┌────────

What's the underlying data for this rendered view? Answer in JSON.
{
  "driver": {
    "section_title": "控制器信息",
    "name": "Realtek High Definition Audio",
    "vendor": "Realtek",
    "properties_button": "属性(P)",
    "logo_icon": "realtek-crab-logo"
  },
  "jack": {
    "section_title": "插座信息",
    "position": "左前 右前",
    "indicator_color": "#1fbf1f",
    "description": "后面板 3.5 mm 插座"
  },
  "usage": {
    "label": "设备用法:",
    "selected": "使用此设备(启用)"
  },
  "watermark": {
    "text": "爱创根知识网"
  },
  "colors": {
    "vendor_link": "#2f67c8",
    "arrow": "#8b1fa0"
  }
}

└────────

Output each record exactly, leaving nothing out.

■ Complete output:
What's the underlying data for this rendered view? Answer in JSON.
{
  "driver": {
    "section_title": "控制器信息",
    "name": "Realtek High Definition Audio",
    "vendor": "Realtek",
    "properties_button": "属性(P)",
    "logo_icon": "realtek-crab-logo"
  },
  "jack": {
    "section_title": "插座信息",
    "position": "左前 右前",
    "indicator_color": "#1fbf1f",
    "description": "后面板 3.5 mm 插座"
  },
  "usage": {
    "label": "设备用法:",
    "selected": "使用此设备(启用)"
  },
  "watermark": {
    "text": "爱创根知识网"
  },
  "colors": {
    "vendor_link": "#2f67c8",
    "arrow": "#8b1fa0"
  }
}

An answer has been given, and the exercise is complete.